* _SOURCE RECORDS_
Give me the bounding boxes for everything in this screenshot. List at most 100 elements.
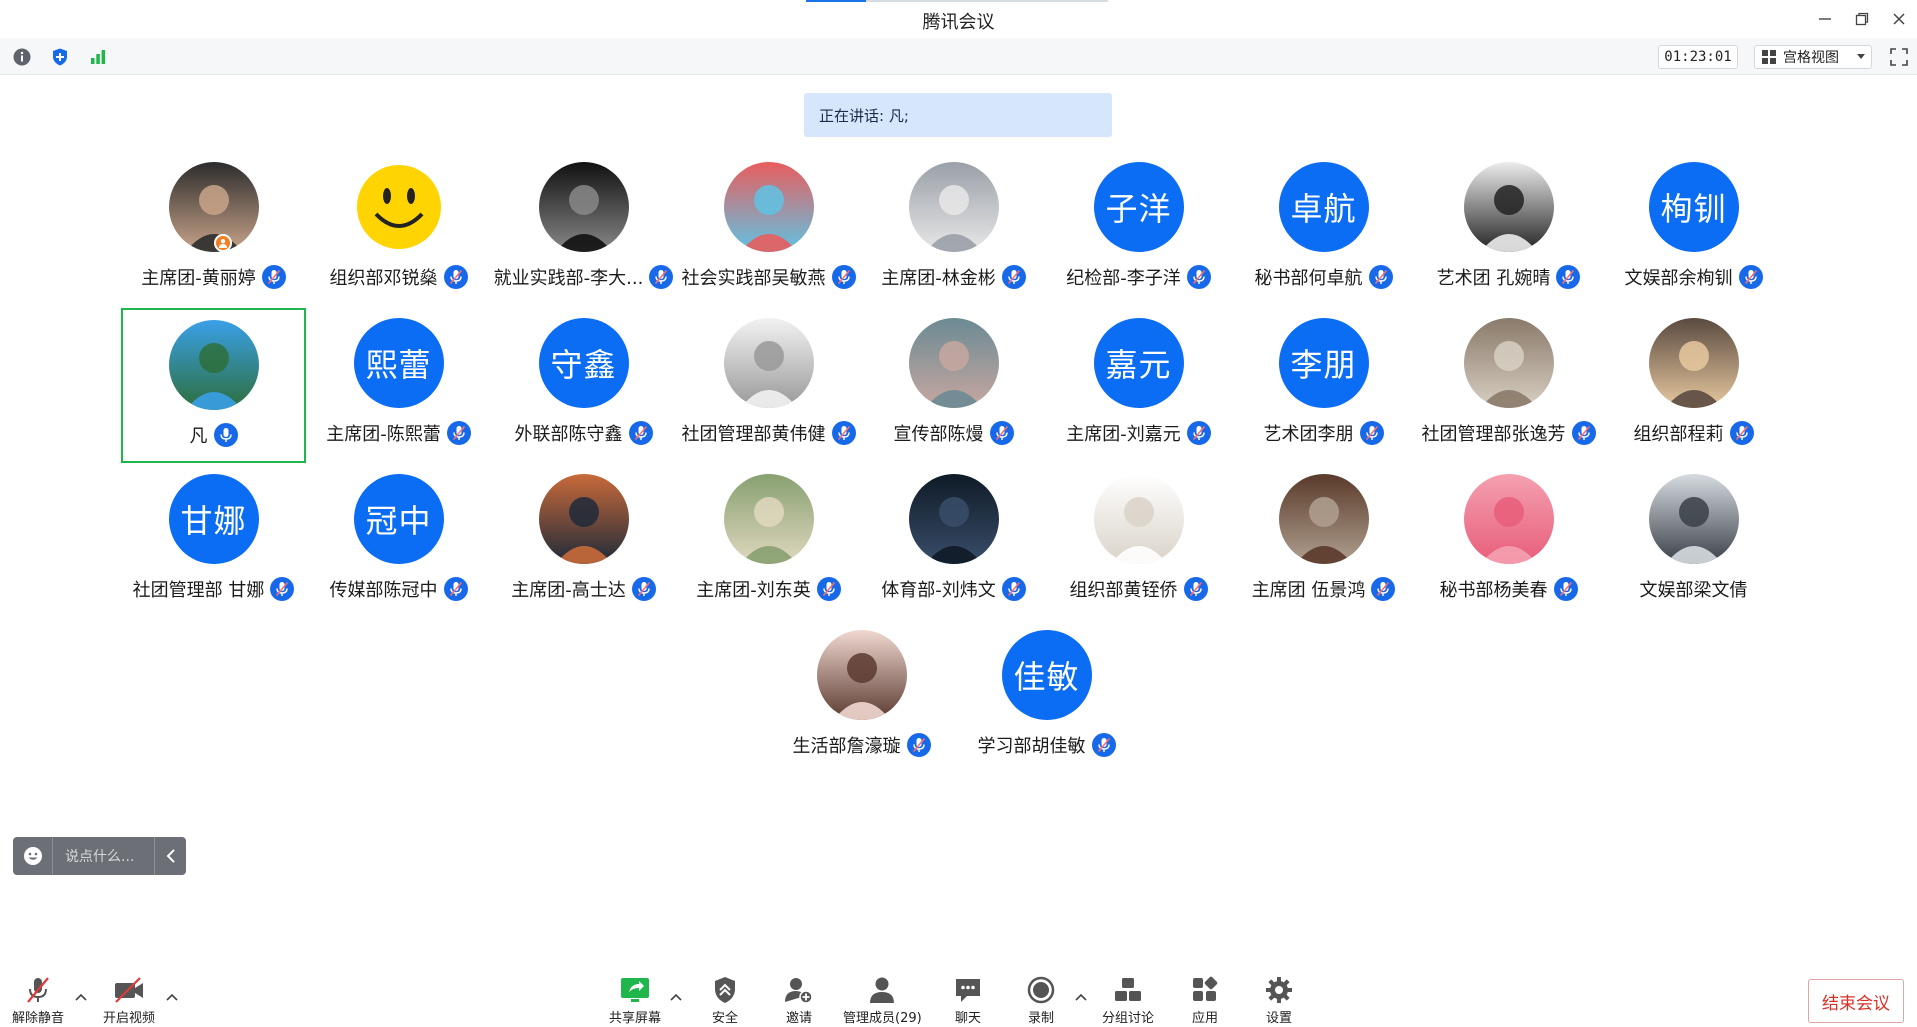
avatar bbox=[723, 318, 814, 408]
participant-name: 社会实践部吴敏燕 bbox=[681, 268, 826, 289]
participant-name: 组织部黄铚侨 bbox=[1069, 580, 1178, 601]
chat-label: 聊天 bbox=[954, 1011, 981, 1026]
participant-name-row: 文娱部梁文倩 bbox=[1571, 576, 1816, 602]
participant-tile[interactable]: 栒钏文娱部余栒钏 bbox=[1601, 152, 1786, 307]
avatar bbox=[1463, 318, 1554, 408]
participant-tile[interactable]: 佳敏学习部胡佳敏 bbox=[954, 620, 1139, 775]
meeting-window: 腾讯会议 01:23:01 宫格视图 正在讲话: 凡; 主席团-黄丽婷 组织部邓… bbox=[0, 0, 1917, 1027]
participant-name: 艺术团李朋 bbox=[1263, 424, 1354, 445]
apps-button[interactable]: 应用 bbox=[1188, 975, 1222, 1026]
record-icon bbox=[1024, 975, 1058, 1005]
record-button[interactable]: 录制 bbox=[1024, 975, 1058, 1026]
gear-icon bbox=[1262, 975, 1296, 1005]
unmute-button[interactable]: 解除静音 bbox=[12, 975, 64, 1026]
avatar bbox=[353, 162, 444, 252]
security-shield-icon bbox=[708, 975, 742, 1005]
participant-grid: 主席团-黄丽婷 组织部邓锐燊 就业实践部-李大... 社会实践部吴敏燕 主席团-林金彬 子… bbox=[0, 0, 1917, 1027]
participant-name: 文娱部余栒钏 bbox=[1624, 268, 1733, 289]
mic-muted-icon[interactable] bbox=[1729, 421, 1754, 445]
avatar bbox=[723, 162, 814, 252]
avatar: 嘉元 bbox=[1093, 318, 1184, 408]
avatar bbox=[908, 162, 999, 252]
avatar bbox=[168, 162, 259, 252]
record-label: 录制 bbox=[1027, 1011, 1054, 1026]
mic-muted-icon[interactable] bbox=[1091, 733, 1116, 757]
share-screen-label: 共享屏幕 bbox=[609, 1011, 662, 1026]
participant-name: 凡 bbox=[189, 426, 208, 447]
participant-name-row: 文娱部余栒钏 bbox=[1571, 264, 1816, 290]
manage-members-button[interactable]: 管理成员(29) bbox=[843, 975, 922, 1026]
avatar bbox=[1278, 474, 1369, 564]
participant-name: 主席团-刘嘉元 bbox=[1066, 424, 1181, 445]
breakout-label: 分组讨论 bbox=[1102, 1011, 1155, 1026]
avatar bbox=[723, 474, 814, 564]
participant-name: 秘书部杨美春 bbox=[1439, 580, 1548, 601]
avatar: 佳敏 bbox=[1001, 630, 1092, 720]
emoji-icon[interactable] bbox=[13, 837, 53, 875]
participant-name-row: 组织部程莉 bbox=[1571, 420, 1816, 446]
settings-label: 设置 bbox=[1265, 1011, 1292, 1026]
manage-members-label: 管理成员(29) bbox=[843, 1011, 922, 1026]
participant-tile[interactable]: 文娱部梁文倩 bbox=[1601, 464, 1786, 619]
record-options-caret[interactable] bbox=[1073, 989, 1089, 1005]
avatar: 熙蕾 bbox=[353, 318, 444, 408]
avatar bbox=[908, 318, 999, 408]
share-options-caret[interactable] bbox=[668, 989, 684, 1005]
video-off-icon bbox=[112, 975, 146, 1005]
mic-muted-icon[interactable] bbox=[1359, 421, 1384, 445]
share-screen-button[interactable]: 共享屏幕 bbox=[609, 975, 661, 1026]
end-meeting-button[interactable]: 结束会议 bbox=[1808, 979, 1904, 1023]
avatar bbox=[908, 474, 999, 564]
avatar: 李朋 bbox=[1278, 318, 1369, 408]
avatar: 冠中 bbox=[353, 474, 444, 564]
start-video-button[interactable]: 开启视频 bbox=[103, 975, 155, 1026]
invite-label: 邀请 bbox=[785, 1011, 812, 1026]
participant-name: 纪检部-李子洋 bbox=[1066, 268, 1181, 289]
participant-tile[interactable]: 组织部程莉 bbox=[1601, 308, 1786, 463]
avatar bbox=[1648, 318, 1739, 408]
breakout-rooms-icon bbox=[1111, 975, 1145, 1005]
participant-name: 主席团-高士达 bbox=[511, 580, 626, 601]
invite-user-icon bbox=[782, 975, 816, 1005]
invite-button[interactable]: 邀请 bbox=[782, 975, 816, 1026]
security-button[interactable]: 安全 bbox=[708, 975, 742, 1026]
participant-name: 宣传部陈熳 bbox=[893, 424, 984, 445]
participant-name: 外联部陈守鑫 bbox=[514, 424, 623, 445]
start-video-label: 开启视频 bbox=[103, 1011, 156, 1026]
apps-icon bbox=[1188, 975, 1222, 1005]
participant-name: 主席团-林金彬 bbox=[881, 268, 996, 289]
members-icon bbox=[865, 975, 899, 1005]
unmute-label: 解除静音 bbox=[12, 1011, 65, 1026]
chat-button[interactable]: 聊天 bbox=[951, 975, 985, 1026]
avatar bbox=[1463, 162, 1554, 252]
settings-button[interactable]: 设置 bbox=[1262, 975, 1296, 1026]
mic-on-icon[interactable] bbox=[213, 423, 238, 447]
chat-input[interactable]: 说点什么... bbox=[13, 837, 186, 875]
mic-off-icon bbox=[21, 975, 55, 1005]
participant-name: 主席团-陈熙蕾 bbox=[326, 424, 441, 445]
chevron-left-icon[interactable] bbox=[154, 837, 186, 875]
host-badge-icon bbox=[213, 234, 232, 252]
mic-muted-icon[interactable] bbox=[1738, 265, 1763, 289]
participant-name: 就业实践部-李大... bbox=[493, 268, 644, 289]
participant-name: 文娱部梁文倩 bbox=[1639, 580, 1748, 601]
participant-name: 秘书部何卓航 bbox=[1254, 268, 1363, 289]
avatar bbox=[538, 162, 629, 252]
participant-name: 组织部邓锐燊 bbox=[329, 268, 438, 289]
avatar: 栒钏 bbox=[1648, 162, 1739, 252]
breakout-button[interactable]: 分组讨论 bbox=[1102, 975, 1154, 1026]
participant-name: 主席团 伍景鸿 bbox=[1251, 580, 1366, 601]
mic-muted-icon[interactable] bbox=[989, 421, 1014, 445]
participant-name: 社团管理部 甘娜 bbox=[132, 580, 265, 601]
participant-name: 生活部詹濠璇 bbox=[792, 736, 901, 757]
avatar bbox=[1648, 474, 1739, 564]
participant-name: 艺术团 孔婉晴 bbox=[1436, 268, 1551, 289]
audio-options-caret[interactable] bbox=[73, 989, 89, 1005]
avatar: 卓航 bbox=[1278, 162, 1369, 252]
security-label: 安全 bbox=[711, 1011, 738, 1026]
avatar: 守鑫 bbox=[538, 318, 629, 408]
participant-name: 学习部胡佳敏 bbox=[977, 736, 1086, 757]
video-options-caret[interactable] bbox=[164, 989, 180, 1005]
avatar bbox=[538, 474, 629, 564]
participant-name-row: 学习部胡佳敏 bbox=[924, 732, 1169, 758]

* _WHAT IS REQUIRED_
Reproduce every line of the items above word for word, leaving out the pictures.

* _FINAL RESULT_
Give me the bounding boxes for everything in this screenshot. List at most 100 elements.
avatar bbox=[723, 318, 814, 408]
participant-name: 社会实践部吴敏燕 bbox=[681, 268, 826, 289]
participant-name: 组织部黄铚侨 bbox=[1069, 580, 1178, 601]
chat-label: 聊天 bbox=[954, 1011, 981, 1026]
participant-name-row: 文娱部梁文倩 bbox=[1571, 576, 1816, 602]
participant-tile[interactable]: 栒钏文娱部余栒钏 bbox=[1601, 152, 1786, 307]
avatar bbox=[1463, 318, 1554, 408]
participant-tile[interactable]: 佳敏学习部胡佳敏 bbox=[954, 620, 1139, 775]
meeting-window: 腾讯会议 01:23:01 宫格视图 正在讲话: 凡; 主席团-黄丽婷 组织部邓… bbox=[0, 0, 1917, 1027]
participant-name: 艺术团李朋 bbox=[1263, 424, 1354, 445]
apps-button[interactable]: 应用 bbox=[1188, 975, 1222, 1026]
record-icon bbox=[1024, 975, 1058, 1005]
record-button[interactable]: 录制 bbox=[1024, 975, 1058, 1026]
gear-icon bbox=[1262, 975, 1296, 1005]
unmute-button[interactable]: 解除静音 bbox=[12, 975, 64, 1026]
avatar bbox=[353, 162, 444, 252]
security-shield-icon bbox=[708, 975, 742, 1005]
participant-grid: 主席团-黄丽婷 组织部邓锐燊 就业实践部-李大... 社会实践部吴敏燕 主席团-林金彬 子… bbox=[0, 0, 1917, 1027]
participant-name: 文娱部余栒钏 bbox=[1624, 268, 1733, 289]
mic-muted-icon[interactable] bbox=[1729, 421, 1754, 445]
avatar bbox=[723, 162, 814, 252]
avatar: 嘉元 bbox=[1093, 318, 1184, 408]
avatar bbox=[908, 162, 999, 252]
avatar bbox=[168, 162, 259, 252]
record-label: 录制 bbox=[1027, 1011, 1054, 1026]
mic-muted-icon[interactable] bbox=[1091, 733, 1116, 757]
share-screen-label: 共享屏幕 bbox=[609, 1011, 662, 1026]
participant-name: 凡 bbox=[189, 426, 208, 447]
participant-name-row: 文娱部余栒钏 bbox=[1571, 264, 1816, 290]
manage-members-button[interactable]: 管理成员(29) bbox=[843, 975, 922, 1026]
avatar bbox=[1278, 474, 1369, 564]
participant-name: 主席团-刘嘉元 bbox=[1066, 424, 1181, 445]
breakout-label: 分组讨论 bbox=[1102, 1011, 1155, 1026]
avatar bbox=[723, 474, 814, 564]
participant-name: 秘书部杨美春 bbox=[1439, 580, 1548, 601]
avatar: 佳敏 bbox=[1001, 630, 1092, 720]
emoji-icon[interactable] bbox=[13, 837, 53, 875]
participant-name-row: 组织部程莉 bbox=[1571, 420, 1816, 446]
settings-label: 设置 bbox=[1265, 1011, 1292, 1026]
manage-members-label: 管理成员(29) bbox=[843, 1011, 922, 1026]
participant-tile[interactable]: 文娱部梁文倩 bbox=[1601, 464, 1786, 619]
record-options-caret[interactable] bbox=[1073, 989, 1089, 1005]
avatar: 熙蕾 bbox=[353, 318, 444, 408]
avatar bbox=[908, 318, 999, 408]
share-options-caret[interactable] bbox=[668, 989, 684, 1005]
video-off-icon bbox=[112, 975, 146, 1005]
mic-muted-icon[interactable] bbox=[1359, 421, 1384, 445]
share-screen-button[interactable]: 共享屏幕 bbox=[609, 975, 661, 1026]
end-meeting-button[interactable]: 结束会议 bbox=[1808, 979, 1904, 1023]
avatar bbox=[908, 474, 999, 564]
avatar: 李朋 bbox=[1278, 318, 1369, 408]
avatar: 冠中 bbox=[353, 474, 444, 564]
start-video-button[interactable]: 开启视频 bbox=[103, 975, 155, 1026]
invite-label: 邀请 bbox=[785, 1011, 812, 1026]
participant-name: 纪检部-李子洋 bbox=[1066, 268, 1181, 289]
participant-tile[interactable]: 组织部程莉 bbox=[1601, 308, 1786, 463]
avatar bbox=[1648, 318, 1739, 408]
breakout-rooms-icon bbox=[1111, 975, 1145, 1005]
participant-name: 主席团-高士达 bbox=[511, 580, 626, 601]
invite-user-icon bbox=[782, 975, 816, 1005]
invite-button[interactable]: 邀请 bbox=[782, 975, 816, 1026]
security-button[interactable]: 安全 bbox=[708, 975, 742, 1026]
participant-name: 宣传部陈熳 bbox=[893, 424, 984, 445]
participant-name: 外联部陈守鑫 bbox=[514, 424, 623, 445]
start-video-label: 开启视频 bbox=[103, 1011, 156, 1026]
apps-icon bbox=[1188, 975, 1222, 1005]
participant-name: 主席团-林金彬 bbox=[881, 268, 996, 289]
members-icon bbox=[865, 975, 899, 1005]
unmute-label: 解除静音 bbox=[12, 1011, 65, 1026]
chat-button[interactable]: 聊天 bbox=[951, 975, 985, 1026]
avatar bbox=[1463, 162, 1554, 252]
settings-button[interactable]: 设置 bbox=[1262, 975, 1296, 1026]
mic-on-icon[interactable] bbox=[213, 423, 238, 447]
chat-input[interactable]: 说点什么... bbox=[13, 837, 186, 875]
mic-off-icon bbox=[21, 975, 55, 1005]
participant-name: 主席团-陈熙蕾 bbox=[326, 424, 441, 445]
chevron-left-icon[interactable] bbox=[154, 837, 186, 875]
host-badge-icon bbox=[213, 234, 232, 252]
mic-muted-icon[interactable] bbox=[1738, 265, 1763, 289]
participant-name: 就业实践部-李大... bbox=[493, 268, 644, 289]
participant-name: 文娱部梁文倩 bbox=[1639, 580, 1748, 601]
participant-name: 秘书部何卓航 bbox=[1254, 268, 1363, 289]
avatar bbox=[538, 162, 629, 252]
participant-name: 组织部邓锐燊 bbox=[329, 268, 438, 289]
avatar: 栒钏 bbox=[1648, 162, 1739, 252]
breakout-button[interactable]: 分组讨论 bbox=[1102, 975, 1154, 1026]
participant-name: 主席团 伍景鸿 bbox=[1251, 580, 1366, 601]
mic-muted-icon[interactable] bbox=[989, 421, 1014, 445]
participant-name: 社团管理部 甘娜 bbox=[132, 580, 265, 601]
participant-name: 生活部詹濠璇 bbox=[792, 736, 901, 757]
avatar bbox=[1648, 474, 1739, 564]
participant-name: 艺术团 孔婉晴 bbox=[1436, 268, 1551, 289]
audio-options-caret[interactable] bbox=[73, 989, 89, 1005]
avatar: 卓航 bbox=[1278, 162, 1369, 252]
security-label: 安全 bbox=[711, 1011, 738, 1026]
avatar: 守鑫 bbox=[538, 318, 629, 408]
participant-name: 学习部胡佳敏 bbox=[977, 736, 1086, 757]
video-options-caret[interactable] bbox=[164, 989, 180, 1005]
avatar bbox=[538, 474, 629, 564]
participant-name-row: 学习部胡佳敏 bbox=[924, 732, 1169, 758]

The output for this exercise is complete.